STORED RECORDS:

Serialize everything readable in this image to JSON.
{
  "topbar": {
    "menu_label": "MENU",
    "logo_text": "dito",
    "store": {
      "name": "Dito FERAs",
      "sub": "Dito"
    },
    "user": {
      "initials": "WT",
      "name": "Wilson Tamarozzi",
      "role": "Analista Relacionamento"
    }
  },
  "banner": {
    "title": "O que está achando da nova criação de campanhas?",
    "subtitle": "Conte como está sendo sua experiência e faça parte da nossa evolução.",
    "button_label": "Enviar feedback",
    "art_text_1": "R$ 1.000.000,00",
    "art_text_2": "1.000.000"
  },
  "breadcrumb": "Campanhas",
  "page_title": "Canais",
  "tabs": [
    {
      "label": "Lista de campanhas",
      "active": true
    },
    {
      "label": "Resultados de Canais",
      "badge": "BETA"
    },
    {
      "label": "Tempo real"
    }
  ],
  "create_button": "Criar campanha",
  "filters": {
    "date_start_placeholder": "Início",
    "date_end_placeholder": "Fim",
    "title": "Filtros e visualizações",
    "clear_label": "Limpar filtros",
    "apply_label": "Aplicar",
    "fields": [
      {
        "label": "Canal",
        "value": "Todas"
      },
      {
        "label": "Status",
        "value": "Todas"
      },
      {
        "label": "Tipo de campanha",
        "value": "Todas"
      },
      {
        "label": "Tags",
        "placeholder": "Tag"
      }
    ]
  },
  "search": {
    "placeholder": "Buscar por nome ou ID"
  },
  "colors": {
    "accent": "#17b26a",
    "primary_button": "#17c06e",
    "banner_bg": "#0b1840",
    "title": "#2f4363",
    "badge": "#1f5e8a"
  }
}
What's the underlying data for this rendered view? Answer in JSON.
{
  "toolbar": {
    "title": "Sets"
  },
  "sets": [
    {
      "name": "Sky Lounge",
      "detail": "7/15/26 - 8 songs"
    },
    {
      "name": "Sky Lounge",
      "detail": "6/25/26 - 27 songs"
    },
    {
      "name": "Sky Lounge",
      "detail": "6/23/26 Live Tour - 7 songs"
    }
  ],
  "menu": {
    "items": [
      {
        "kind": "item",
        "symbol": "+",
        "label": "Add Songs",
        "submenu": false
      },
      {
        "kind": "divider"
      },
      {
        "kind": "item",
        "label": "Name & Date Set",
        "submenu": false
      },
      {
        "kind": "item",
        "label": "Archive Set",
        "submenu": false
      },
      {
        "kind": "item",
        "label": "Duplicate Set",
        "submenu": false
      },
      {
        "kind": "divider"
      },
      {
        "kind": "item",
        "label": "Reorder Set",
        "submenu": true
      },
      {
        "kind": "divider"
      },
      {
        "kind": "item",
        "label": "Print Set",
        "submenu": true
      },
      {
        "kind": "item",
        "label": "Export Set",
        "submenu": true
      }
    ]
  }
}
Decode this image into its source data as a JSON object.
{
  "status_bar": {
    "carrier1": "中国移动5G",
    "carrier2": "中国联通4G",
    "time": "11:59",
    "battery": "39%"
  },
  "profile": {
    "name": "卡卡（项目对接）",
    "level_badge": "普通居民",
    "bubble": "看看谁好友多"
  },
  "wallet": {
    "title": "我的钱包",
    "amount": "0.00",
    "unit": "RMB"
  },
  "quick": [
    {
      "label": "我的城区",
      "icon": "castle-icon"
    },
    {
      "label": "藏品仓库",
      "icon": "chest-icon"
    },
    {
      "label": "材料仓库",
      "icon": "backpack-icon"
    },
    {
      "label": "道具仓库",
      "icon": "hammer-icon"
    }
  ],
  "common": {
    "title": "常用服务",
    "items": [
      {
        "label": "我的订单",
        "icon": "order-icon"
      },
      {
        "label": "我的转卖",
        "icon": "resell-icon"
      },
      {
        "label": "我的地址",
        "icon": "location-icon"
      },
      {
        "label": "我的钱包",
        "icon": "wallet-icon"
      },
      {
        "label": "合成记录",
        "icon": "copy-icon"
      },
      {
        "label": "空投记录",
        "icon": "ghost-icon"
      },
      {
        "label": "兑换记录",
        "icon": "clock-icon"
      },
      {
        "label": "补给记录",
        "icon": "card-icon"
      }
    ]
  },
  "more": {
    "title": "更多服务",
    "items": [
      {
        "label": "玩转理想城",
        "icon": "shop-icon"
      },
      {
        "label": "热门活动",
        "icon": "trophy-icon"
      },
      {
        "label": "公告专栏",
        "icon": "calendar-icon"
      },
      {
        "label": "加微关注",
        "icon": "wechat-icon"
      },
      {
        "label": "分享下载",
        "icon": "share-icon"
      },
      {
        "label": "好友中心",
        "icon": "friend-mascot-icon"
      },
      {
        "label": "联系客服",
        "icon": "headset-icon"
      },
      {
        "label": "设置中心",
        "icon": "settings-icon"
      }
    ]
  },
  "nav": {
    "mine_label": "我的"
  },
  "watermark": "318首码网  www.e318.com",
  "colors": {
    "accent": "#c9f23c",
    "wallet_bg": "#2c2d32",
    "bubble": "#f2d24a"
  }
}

WHAT IS ASKED: Please quote every record above exactly as it appears.

ANSWER TO THIS TASK:
Serialize everything readable in this image to JSON.
{
  "topbar": {
    "menu_label": "MENU",
    "logo_text": "dito",
    "store": {
      "name": "Dito FERAs",
      "sub": "Dito"
    },
    "user": {
      "initials": "WT",
      "name": "Wilson Tamarozzi",
      "role": "Analista Relacionamento"
    }
  },
  "banner": {
    "title": "O que está achando da nova criação de campanhas?",
    "subtitle": "Conte como está sendo sua experiência e faça parte da nossa evolução.",
    "button_label": "Enviar feedback",
    "art_text_1": "R$ 1.000.000,00",
    "art_text_2": "1.000.000"
  },
  "breadcrumb": "Campanhas",
  "page_title": "Canais",
  "tabs": [
    {
      "label": "Lista de campanhas",
      "active": true
    },
    {
      "label": "Resultados de Canais",
      "badge": "BETA"
    },
    {
      "label": "Tempo real"
    }
  ],
  "create_button": "Criar campanha",
  "filters": {
    "date_start_placeholder": "Início",
    "date_end_placeholder": "Fim",
    "title": "Filtros e visualizações",
    "clear_label": "Limpar filtros",
    "apply_label": "Aplicar",
    "fields": [
      {
        "label": "Canal",
        "value": "Todas"
      },
      {
        "label": "Status",
        "value": "Todas"
      },
      {
        "label": "Tipo de campanha",
        "value": "Todas"
      },
      {
        "label": "Tags",
        "placeholder": "Tag"
      }
    ]
  },
  "search": {
    "placeholder": "Buscar por nome ou ID"
  },
  "colors": {
    "accent": "#17b26a",
    "primary_button": "#17c06e",
    "banner_bg": "#0b1840",
    "title": "#2f4363",
    "badge": "#1f5e8a"
  }
}
What's the underlying data for this rendered view? Answer in JSON.
{
  "toolbar": {
    "title": "Sets"
  },
  "sets": [
    {
      "name": "Sky Lounge",
      "detail": "7/15/26 - 8 songs"
    },
    {
      "name": "Sky Lounge",
      "detail": "6/25/26 - 27 songs"
    },
    {
      "name": "Sky Lounge",
      "detail": "6/23/26 Live Tour - 7 songs"
    }
  ],
  "menu": {
    "items": [
      {
        "kind": "item",
        "symbol": "+",
        "label": "Add Songs",
        "submenu": false
      },
      {
        "kind": "divider"
      },
      {
        "kind": "item",
        "label": "Name & Date Set",
        "submenu": false
      },
      {
        "kind": "item",
        "label": "Archive Set",
        "submenu": false
      },
      {
        "kind": "item",
        "label": "Duplicate Set",
        "submenu": false
      },
      {
        "kind": "divider"
      },
      {
        "kind": "item",
        "label": "Reorder Set",
        "submenu": true
      },
      {
        "kind": "divider"
      },
      {
        "kind": "item",
        "label": "Print Set",
        "submenu": true
      },
      {
        "kind": "item",
        "label": "Export Set",
        "submenu": true
      }
    ]
  }
}
Decode this image into its source data as a JSON object.
{
  "status_bar": {
    "carrier1": "中国移动5G",
    "carrier2": "中国联通4G",
    "time": "11:59",
    "battery": "39%"
  },
  "profile": {
    "name": "卡卡（项目对接）",
    "level_badge": "普通居民",
    "bubble": "看看谁好友多"
  },
  "wallet": {
    "title": "我的钱包",
    "amount": "0.00",
    "unit": "RMB"
  },
  "quick": [
    {
      "label": "我的城区",
      "icon": "castle-icon"
    },
    {
      "label": "藏品仓库",
      "icon": "chest-icon"
    },
    {
      "label": "材料仓库",
      "icon": "backpack-icon"
    },
    {
      "label": "道具仓库",
      "icon": "hammer-icon"
    }
  ],
  "common": {
    "title": "常用服务",
    "items": [
      {
        "label": "我的订单",
        "icon": "order-icon"
      },
      {
        "label": "我的转卖",
        "icon": "resell-icon"
      },
      {
        "label": "我的地址",
        "icon": "location-icon"
      },
      {
        "label": "我的钱包",
        "icon": "wallet-icon"
      },
      {
        "label": "合成记录",
        "icon": "copy-icon"
      },
      {
        "label": "空投记录",
        "icon": "ghost-icon"
      },
      {
        "label": "兑换记录",
        "icon": "clock-icon"
      },
      {
        "label": "补给记录",
        "icon": "card-icon"
      }
    ]
  },
  "more": {
    "title": "更多服务",
    "items": [
      {
        "label": "玩转理想城",
        "icon": "shop-icon"
      },
      {
        "label": "热门活动",
        "icon": "trophy-icon"
      },
      {
        "label": "公告专栏",
        "icon": "calendar-icon"
      },
      {
        "label": "加微关注",
        "icon": "wechat-icon"
      },
      {
        "label": "分享下载",
        "icon": "share-icon"
      },
      {
        "label": "好友中心",
        "icon": "friend-mascot-icon"
      },
      {
        "label": "联系客服",
        "icon": "headset-icon"
      },
      {
        "label": "设置中心",
        "icon": "settings-icon"
      }
    ]
  },
  "nav": {
    "mine_label": "我的"
  },
  "watermark": "318首码网  www.e318.com",
  "colors": {
    "accent": "#c9f23c",
    "wallet_bg": "#2c2d32",
    "bubble": "#f2d24a"
  }
}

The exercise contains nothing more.